◆ Your instructions
Starting at the line with "Parse this screenshot: output", copy each line through the last one below exactly as written, without any pictures.

— begin Records supplied —

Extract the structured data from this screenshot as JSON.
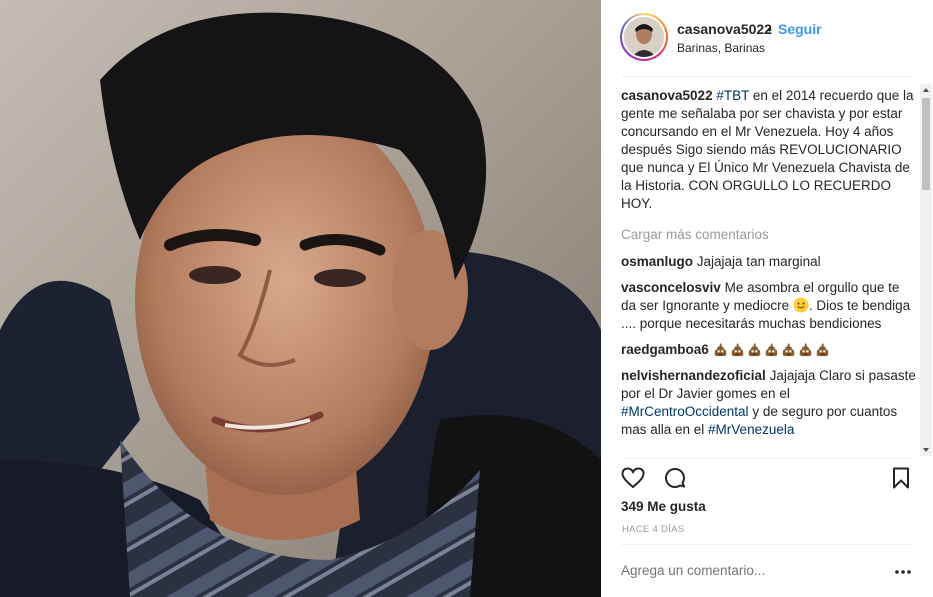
{
  "post": {
    "username": "casanova5022",
    "separator": "•",
    "follow_label": "Seguir",
    "location": "Barinas, Barinas"
  },
  "caption": {
    "username": "casanova5022",
    "hashtag": "#TBT",
    "text": " en el 2014 recuerdo que la gente me señalaba por ser chavista y por estar concursando en el Mr Venezuela. Hoy 4 años después Sigo siendo más REVOLUCIONARIO que nunca y El Único Mr Venezuela Chavista de la Historia. CON ORGULLO LO RECUERDO HOY."
  },
  "load_more_label": "Cargar más comentarios",
  "comments": [
    {
      "username": "osmanlugo",
      "text": "Jajajaja tan marginal"
    },
    {
      "username": "vasconcelosviv",
      "text_before": "Me asombra el orgullo que te da ser Ignorante y mediocre ",
      "emoji": "slightly-smiling-face",
      "text_after": ". Dios te bendiga .... porque necesitarás muchas bendiciones"
    },
    {
      "username": "raedgamboa6",
      "emoji": "pile-of-poo",
      "emoji_count": 7
    },
    {
      "username": "nelvishernandezoficial",
      "text_1": "Jajajaja Claro si pasaste por el Dr Javier gomes en el ",
      "tag_1": "#MrCentroOccidental",
      "text_2": " y de seguro por cuantos mas alla en el ",
      "tag_2": "#MrVenezuela"
    }
  ],
  "actions": {
    "like_icon": "heart-icon",
    "comment_icon": "comment-icon",
    "save_icon": "bookmark-icon"
  },
  "likes_label": "349 Me gusta",
  "timestamp": "HACE 4 DÍAS",
  "add_comment": {
    "placeholder": "Agrega un comentario...",
    "more_icon": "more-options-icon"
  },
  "colors": {
    "link": "#3897f0",
    "hashtag": "#003569",
    "muted": "#999999",
    "text": "#262626"
  }
}
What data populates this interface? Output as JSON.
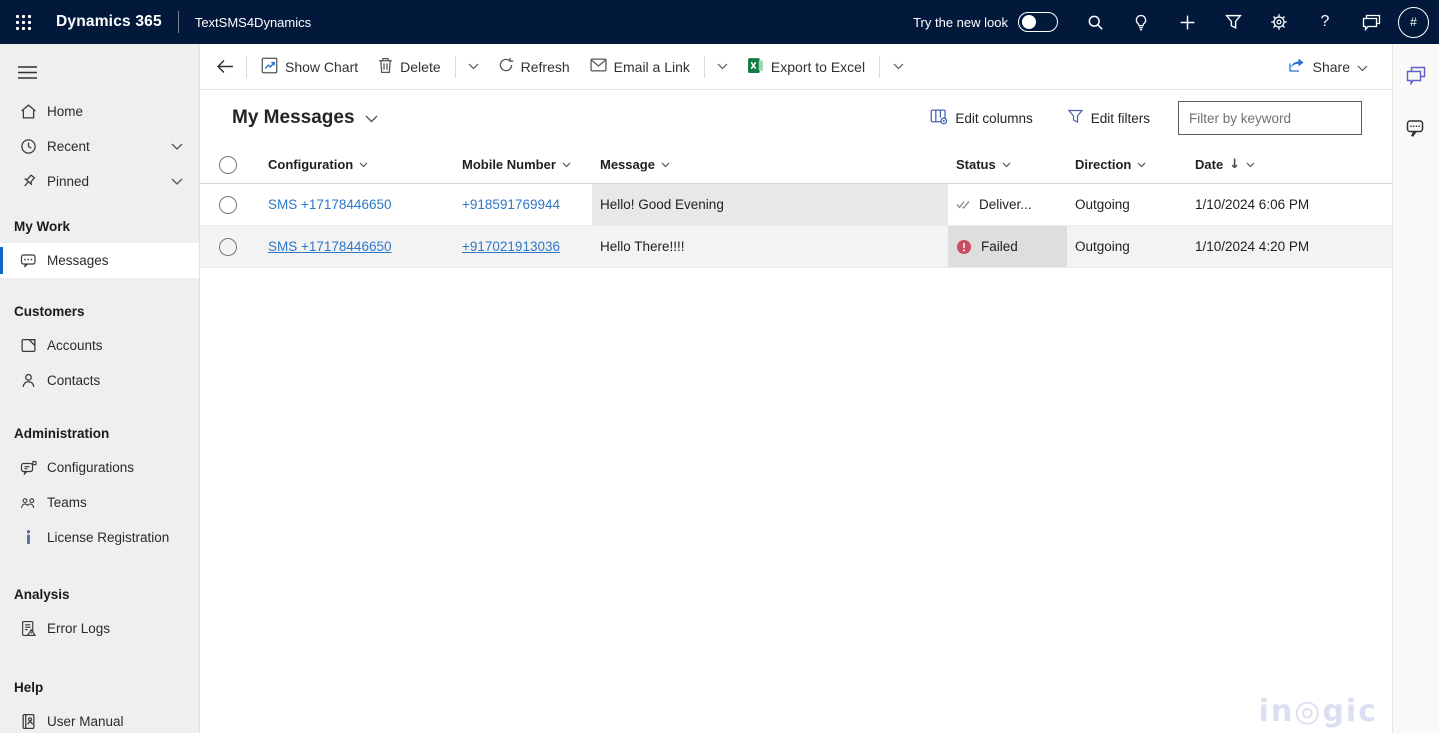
{
  "topbar": {
    "app_name": "Dynamics 365",
    "environment": "TextSMS4Dynamics",
    "new_look_label": "Try the new look",
    "new_look_state": "off",
    "avatar_label": "#"
  },
  "command_bar": {
    "buttons": [
      {
        "label": "Show Chart"
      },
      {
        "label": "Delete",
        "has_dropdown": true
      },
      {
        "label": "Refresh"
      },
      {
        "label": "Email a Link",
        "has_dropdown": true
      },
      {
        "label": "Export to Excel",
        "has_dropdown": true
      }
    ],
    "share_label": "Share"
  },
  "view_header": {
    "title": "My Messages",
    "edit_columns_label": "Edit columns",
    "edit_filters_label": "Edit filters",
    "filter_placeholder": "Filter by keyword"
  },
  "grid": {
    "columns": [
      {
        "label": "Configuration"
      },
      {
        "label": "Mobile Number"
      },
      {
        "label": "Message"
      },
      {
        "label": "Status"
      },
      {
        "label": "Direction"
      },
      {
        "label": "Date",
        "sorted": "descending",
        "sort_arrow": "↓"
      }
    ],
    "rows": [
      {
        "configuration": "SMS +17178446650",
        "mobile_number": "+918591769944",
        "message": "Hello! Good Evening",
        "status": "Deliver...",
        "status_kind": "delivered",
        "direction": "Outgoing",
        "date": "1/10/2024 6:06 PM"
      },
      {
        "configuration": "SMS +17178446650",
        "mobile_number": "+917021913036",
        "message": "Hello There!!!!",
        "status": "Failed",
        "status_kind": "failed",
        "direction": "Outgoing",
        "date": "1/10/2024 4:20 PM"
      }
    ]
  },
  "sidebar": {
    "top_items": [
      {
        "label": "Home",
        "icon": "home-icon"
      },
      {
        "label": "Recent",
        "icon": "clock-icon",
        "collapsible": true
      },
      {
        "label": "Pinned",
        "icon": "pin-icon",
        "collapsible": true
      }
    ],
    "sections": [
      {
        "title": "My Work",
        "items": [
          {
            "label": "Messages",
            "icon": "message-icon",
            "selected": true
          }
        ]
      },
      {
        "title": "Customers",
        "items": [
          {
            "label": "Accounts",
            "icon": "accounts-icon"
          },
          {
            "label": "Contacts",
            "icon": "contacts-icon"
          }
        ]
      },
      {
        "title": "Administration",
        "items": [
          {
            "label": "Configurations",
            "icon": "configuration-icon"
          },
          {
            "label": "Teams",
            "icon": "teams-icon"
          },
          {
            "label": "License Registration",
            "icon": "license-icon"
          }
        ]
      },
      {
        "title": "Analysis",
        "items": [
          {
            "label": "Error Logs",
            "icon": "error-logs-icon"
          }
        ]
      },
      {
        "title": "Help",
        "items": [
          {
            "label": "User Manual",
            "icon": "user-manual-icon"
          }
        ]
      }
    ]
  },
  "watermark": {
    "text": "in◎gic"
  },
  "colors": {
    "topbar_bg": "#03193c",
    "link_blue": "#2e77c9",
    "selected_bar_blue": "#1267cb",
    "failed_red": "#c94f60",
    "excel_green": "#107c41",
    "action_icon_blue": "#4464ad",
    "copilot_purple": "#5b5fc7"
  }
}
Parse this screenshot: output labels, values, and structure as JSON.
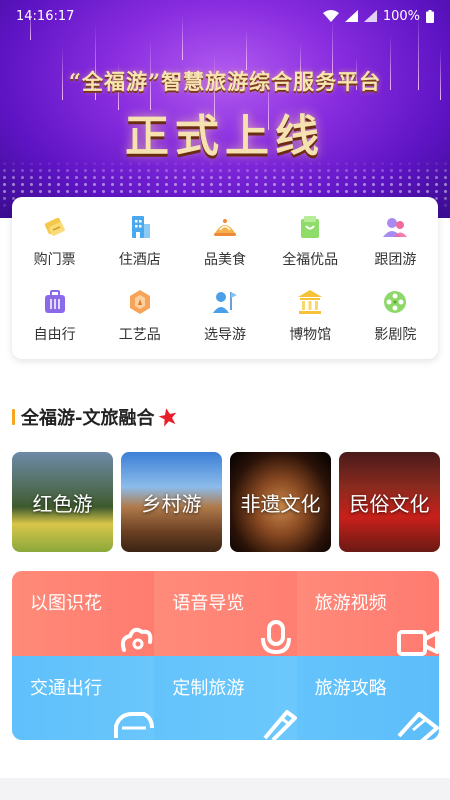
{
  "status_bar": {
    "time": "14:16:17",
    "battery": "100%"
  },
  "banner": {
    "subtitle": "“全福游”智慧旅游综合服务平台",
    "headline": "正式上线"
  },
  "categories": [
    {
      "label": "购门票",
      "icon": "ticket-icon"
    },
    {
      "label": "住酒店",
      "icon": "hotel-icon"
    },
    {
      "label": "品美食",
      "icon": "food-icon"
    },
    {
      "label": "全福优品",
      "icon": "shopping-bag-icon"
    },
    {
      "label": "跟团游",
      "icon": "tour-group-icon"
    },
    {
      "label": "自由行",
      "icon": "suitcase-icon"
    },
    {
      "label": "工艺品",
      "icon": "craft-icon"
    },
    {
      "label": "选导游",
      "icon": "guide-flag-icon"
    },
    {
      "label": "博物馆",
      "icon": "museum-icon"
    },
    {
      "label": "影剧院",
      "icon": "film-reel-icon"
    }
  ],
  "section": {
    "title": "全福游-文旅融合"
  },
  "culture": [
    {
      "label": "红色游"
    },
    {
      "label": "乡村游"
    },
    {
      "label": "非遗文化"
    },
    {
      "label": "民俗文化"
    }
  ],
  "services": [
    {
      "label": "以图识花",
      "icon": "flower-scan-icon"
    },
    {
      "label": "语音导览",
      "icon": "microphone-icon"
    },
    {
      "label": "旅游视频",
      "icon": "video-camera-icon"
    },
    {
      "label": "交通出行",
      "icon": "car-icon"
    },
    {
      "label": "定制旅游",
      "icon": "pen-icon"
    },
    {
      "label": "旅游攻略",
      "icon": "guide-book-icon"
    }
  ],
  "colors": {
    "accent_bar": "#f5a623",
    "service_warm": "#ff8a78",
    "service_cool": "#5fc0fb",
    "banner_purple": "#8a2ee0"
  }
}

— end Records supplied —

◆ The completed task
Parse this screenshot: output labels, values, and structure as JSON.
{
  "status_bar": {
    "time": "14:16:17",
    "battery": "100%"
  },
  "banner": {
    "subtitle": "“全福游”智慧旅游综合服务平台",
    "headline": "正式上线"
  },
  "categories": [
    {
      "label": "购门票",
      "icon": "ticket-icon"
    },
    {
      "label": "住酒店",
      "icon": "hotel-icon"
    },
    {
      "label": "品美食",
      "icon": "food-icon"
    },
    {
      "label": "全福优品",
      "icon": "shopping-bag-icon"
    },
    {
      "label": "跟团游",
      "icon": "tour-group-icon"
    },
    {
      "label": "自由行",
      "icon": "suitcase-icon"
    },
    {
      "label": "工艺品",
      "icon": "craft-icon"
    },
    {
      "label": "选导游",
      "icon": "guide-flag-icon"
    },
    {
      "label": "博物馆",
      "icon": "museum-icon"
    },
    {
      "label": "影剧院",
      "icon": "film-reel-icon"
    }
  ],
  "section": {
    "title": "全福游-文旅融合"
  },
  "culture": [
    {
      "label": "红色游"
    },
    {
      "label": "乡村游"
    },
    {
      "label": "非遗文化"
    },
    {
      "label": "民俗文化"
    }
  ],
  "services": [
    {
      "label": "以图识花",
      "icon": "flower-scan-icon"
    },
    {
      "label": "语音导览",
      "icon": "microphone-icon"
    },
    {
      "label": "旅游视频",
      "icon": "video-camera-icon"
    },
    {
      "label": "交通出行",
      "icon": "car-icon"
    },
    {
      "label": "定制旅游",
      "icon": "pen-icon"
    },
    {
      "label": "旅游攻略",
      "icon": "guide-book-icon"
    }
  ],
  "colors": {
    "accent_bar": "#f5a623",
    "service_warm": "#ff8a78",
    "service_cool": "#5fc0fb",
    "banner_purple": "#8a2ee0"
  }
}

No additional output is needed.